Source extract.
******************************

I was single, childless and naturally wise beyond my years (of course). Left at my sister’s home one day with approximately 23 of her children — seriously, we lost count in 1995 — I was asked to make lunch for the unruly brood. With but one box of the ubiquitous Kraft Mac & Cheese in the cupboard, I set out to artistically supplement its contents in order to feed the battalion.

Some extra bowtie, rigatoni and penne pasta, copious amounts of sharp cheddar, a smattering of broccoli florets — the perfect way to get them to eat their vegetables, I surmised. Gruyere, heavy whipping cream, just a rumor of cayenne and a delicately placed sprig of parsley. Voila! What kid could resist?

At this point, I hope every parent reading this is rolling with laughter. Because my sister sure was when she saw what I’d made, and what her ungrateful mob refused to eat. Fit for a five-star restaurant; unfit for a 5- year-old.

With the years and my own offspring came some clarity. In this experience is just about everything you need to know about parenting. Everything, except maybe how to make every human interaction perfectly fair between bickering siblings.

More than a mundane meal of supernaturally glowing orange, it offers us insights into ourselves. And life. If you look hard enough.

Really, really hard.

The Expectations. None of us sets out to feed our children processed foods devoid of nutrients. We all strive to find healthy alternatives to Cheetos, Oreos and Otter Pops. We want the best, inside and out, for our children and become parents with that goal in mind.

But it happens. Somewhere along the frustrating and arduous road that is parenthood, we break. Maybe it happened at a friend’s house, a child whose parents care less about their children than you do yours. Maybe it was Grandma — disrespectful, conniving Grandma — who happily feeds her grandchildren rock candy for breakfast to revenge all you put her through. Or you, one day when you simply have no gas left in the tank of resistance.

But they will eventually eat Kraft Mac & Cheese.

They’ll be mad at you at first, believing you’ve denied them this manna from heaven. But once they’ve tried it, they believe this is the only form of macaroni and cheese in the world. And there is no going back.

Then Acceptance. You fought the good fight. You did all you could to raise your children poison-free. Give yourself a pat on the back. But it’s time to accept your fate. You are not in charge anymore. Come to grips with the fact that you never really were.

You can try to set limits — serve it once a month, on special occasions, only at the witch’s, sorry, Grandma’s house. But soon you find it’s one of the few things that will make them sit patiently for 15 minutes while you cook. You begin to relish the peace that comes with making a meal you know they will eat and not complain about.

Once in a while you’ll try something different; make it from scratch, with organic gluten-free pasta. That’s OK. Like college, it’s a time to experiment. But they know. And they won’t be fooled.

******************************

Data for analysis.
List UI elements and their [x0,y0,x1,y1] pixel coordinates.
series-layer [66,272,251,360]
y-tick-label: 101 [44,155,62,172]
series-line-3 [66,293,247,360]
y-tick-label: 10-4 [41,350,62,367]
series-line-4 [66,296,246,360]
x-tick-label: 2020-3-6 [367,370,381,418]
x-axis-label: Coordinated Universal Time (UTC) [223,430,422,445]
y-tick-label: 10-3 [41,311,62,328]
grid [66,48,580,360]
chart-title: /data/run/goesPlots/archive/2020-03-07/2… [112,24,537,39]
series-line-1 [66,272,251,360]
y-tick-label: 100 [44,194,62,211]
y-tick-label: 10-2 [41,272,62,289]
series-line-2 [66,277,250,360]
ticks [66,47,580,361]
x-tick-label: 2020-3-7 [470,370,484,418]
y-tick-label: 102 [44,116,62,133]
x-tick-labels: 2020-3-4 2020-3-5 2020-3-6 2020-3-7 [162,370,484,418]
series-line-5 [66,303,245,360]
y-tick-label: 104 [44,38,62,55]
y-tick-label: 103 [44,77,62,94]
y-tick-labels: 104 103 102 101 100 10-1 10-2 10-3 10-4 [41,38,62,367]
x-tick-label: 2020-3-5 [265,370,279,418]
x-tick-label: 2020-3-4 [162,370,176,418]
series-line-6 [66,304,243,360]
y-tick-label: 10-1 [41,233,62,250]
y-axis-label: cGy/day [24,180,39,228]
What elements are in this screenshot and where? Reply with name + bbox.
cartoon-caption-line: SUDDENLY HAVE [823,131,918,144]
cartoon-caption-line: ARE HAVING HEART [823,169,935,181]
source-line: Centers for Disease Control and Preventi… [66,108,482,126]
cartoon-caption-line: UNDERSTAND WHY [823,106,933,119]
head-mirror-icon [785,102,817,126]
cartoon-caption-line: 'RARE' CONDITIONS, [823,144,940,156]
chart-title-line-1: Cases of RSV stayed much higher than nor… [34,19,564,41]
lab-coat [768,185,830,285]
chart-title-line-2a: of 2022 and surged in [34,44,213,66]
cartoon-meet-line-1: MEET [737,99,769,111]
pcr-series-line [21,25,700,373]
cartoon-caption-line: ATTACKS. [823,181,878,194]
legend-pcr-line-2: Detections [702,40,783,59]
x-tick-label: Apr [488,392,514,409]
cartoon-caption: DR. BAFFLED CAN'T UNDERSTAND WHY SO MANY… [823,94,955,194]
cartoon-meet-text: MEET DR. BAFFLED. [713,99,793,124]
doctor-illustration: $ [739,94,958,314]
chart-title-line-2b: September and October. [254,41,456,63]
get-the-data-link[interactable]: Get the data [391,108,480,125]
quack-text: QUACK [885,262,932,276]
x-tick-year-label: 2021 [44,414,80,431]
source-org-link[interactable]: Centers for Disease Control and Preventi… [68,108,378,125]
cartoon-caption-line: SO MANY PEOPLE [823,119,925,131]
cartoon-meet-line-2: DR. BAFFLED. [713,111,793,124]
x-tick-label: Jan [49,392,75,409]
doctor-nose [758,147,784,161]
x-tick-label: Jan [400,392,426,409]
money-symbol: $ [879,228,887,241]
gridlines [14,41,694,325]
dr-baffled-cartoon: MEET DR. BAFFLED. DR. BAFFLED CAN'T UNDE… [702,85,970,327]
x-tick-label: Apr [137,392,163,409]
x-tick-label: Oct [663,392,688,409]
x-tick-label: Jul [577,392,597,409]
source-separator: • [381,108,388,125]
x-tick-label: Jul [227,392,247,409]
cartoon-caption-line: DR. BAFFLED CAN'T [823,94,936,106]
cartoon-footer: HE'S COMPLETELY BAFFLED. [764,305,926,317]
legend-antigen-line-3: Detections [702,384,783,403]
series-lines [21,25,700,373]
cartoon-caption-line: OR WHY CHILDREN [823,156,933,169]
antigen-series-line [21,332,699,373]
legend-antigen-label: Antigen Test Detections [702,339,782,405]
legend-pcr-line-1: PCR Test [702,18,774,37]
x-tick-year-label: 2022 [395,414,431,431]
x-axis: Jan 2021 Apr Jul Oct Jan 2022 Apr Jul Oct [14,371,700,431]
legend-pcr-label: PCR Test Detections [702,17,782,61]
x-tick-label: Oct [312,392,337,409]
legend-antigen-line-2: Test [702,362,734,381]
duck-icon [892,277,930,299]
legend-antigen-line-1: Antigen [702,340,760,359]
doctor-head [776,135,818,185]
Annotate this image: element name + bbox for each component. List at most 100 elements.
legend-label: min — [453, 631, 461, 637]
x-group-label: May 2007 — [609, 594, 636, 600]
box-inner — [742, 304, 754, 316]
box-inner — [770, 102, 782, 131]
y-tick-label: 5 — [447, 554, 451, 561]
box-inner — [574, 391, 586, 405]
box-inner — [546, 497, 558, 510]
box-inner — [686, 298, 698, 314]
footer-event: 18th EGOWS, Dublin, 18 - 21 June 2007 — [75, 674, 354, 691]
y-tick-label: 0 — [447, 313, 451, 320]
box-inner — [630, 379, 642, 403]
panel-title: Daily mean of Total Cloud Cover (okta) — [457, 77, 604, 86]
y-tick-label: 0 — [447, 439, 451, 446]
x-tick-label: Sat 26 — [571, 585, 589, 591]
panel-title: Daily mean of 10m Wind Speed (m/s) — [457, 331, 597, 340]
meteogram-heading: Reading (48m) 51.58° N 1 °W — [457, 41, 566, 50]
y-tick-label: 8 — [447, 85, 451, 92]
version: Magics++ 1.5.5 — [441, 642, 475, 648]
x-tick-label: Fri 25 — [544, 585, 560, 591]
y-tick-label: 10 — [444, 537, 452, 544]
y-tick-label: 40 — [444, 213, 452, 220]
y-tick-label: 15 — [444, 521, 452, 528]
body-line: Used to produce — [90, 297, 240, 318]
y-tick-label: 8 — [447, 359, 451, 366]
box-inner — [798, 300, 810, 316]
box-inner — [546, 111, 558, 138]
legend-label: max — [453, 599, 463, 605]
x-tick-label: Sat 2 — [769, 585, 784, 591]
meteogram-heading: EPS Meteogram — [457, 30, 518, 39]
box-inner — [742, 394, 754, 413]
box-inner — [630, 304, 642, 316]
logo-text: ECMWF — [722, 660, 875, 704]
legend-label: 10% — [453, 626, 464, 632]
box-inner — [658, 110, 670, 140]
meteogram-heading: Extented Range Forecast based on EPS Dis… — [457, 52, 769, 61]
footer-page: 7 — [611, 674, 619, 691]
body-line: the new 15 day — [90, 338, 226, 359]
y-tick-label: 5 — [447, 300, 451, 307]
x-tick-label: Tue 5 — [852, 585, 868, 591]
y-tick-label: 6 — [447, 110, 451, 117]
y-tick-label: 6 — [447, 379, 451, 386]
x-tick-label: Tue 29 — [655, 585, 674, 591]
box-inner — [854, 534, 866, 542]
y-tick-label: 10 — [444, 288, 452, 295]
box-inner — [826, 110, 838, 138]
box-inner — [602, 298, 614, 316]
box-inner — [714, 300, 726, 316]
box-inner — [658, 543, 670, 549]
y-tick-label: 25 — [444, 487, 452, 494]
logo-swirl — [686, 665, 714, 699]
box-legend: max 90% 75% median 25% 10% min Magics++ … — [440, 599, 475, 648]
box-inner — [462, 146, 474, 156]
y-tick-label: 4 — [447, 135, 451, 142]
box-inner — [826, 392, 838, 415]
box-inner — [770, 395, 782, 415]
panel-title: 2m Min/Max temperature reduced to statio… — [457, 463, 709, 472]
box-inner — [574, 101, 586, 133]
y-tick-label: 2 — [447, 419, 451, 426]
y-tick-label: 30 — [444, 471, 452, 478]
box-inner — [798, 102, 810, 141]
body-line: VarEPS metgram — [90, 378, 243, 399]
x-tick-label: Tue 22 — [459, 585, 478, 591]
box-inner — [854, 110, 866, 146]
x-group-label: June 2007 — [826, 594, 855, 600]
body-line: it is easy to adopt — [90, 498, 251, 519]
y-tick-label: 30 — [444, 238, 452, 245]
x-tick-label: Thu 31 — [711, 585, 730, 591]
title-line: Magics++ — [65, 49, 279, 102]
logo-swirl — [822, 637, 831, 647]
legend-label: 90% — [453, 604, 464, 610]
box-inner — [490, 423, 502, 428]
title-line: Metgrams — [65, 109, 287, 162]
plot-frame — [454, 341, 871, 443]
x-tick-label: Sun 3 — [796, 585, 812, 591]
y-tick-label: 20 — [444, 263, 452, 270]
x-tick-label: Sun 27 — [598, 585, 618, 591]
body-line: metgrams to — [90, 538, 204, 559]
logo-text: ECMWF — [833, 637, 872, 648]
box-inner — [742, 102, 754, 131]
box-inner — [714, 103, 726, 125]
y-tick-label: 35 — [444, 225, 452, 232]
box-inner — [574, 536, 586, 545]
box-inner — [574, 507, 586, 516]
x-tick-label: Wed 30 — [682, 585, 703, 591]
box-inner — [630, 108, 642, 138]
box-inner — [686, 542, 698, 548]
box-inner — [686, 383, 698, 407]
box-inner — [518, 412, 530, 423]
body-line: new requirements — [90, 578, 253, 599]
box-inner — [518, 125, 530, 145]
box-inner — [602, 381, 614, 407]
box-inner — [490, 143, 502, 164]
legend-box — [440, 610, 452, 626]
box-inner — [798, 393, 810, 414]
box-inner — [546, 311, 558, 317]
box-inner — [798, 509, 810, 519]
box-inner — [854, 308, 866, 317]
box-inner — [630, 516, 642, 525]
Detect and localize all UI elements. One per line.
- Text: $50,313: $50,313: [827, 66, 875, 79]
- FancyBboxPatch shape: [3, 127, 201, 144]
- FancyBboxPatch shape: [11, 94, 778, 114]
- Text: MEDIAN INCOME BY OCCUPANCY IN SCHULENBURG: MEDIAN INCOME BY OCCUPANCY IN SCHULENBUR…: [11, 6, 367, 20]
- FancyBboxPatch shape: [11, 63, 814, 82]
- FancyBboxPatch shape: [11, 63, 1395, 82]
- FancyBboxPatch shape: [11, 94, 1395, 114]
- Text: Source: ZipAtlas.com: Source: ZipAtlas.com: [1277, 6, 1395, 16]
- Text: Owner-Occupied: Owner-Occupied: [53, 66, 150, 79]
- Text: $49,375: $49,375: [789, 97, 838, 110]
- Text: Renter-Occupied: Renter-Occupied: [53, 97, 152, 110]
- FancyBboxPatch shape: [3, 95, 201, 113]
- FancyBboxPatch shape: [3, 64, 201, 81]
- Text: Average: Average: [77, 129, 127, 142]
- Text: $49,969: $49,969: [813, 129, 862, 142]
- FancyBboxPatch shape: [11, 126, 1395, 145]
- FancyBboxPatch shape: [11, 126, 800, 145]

******************************

Problem A.
Answer these about the Mac & Cheese piece:
(i) How many boxes of Kraft Mac & Cheese were in the cupboard?
(ii) Who happily feeds her grandchildren rock candy for breakfast?
(iii) For how many minutes will the dish make the children sit patiently while you cook?
Problem B.
Reproduce the part of the Mac & Cheese piece that begins at the words "Some extra bowtie, rigatoni" and ends after "kid could resist?".
The listing has no connection to the Mac & Cheese piece.

Written reply A.
(i) One.
(ii) Grandma.
(iii) 15 minutes.

Written reply B.
Some extra bowtie, rigatoni and penne pasta, copious amounts of sharp cheddar, a smattering of broccoli florets — the perfect way to get them to eat their vegetables, I surmised. Gruyere, heavy whipping cream, just a rumor of cayenne and a delicately placed sprig of parsley. Voila! What kid could resist?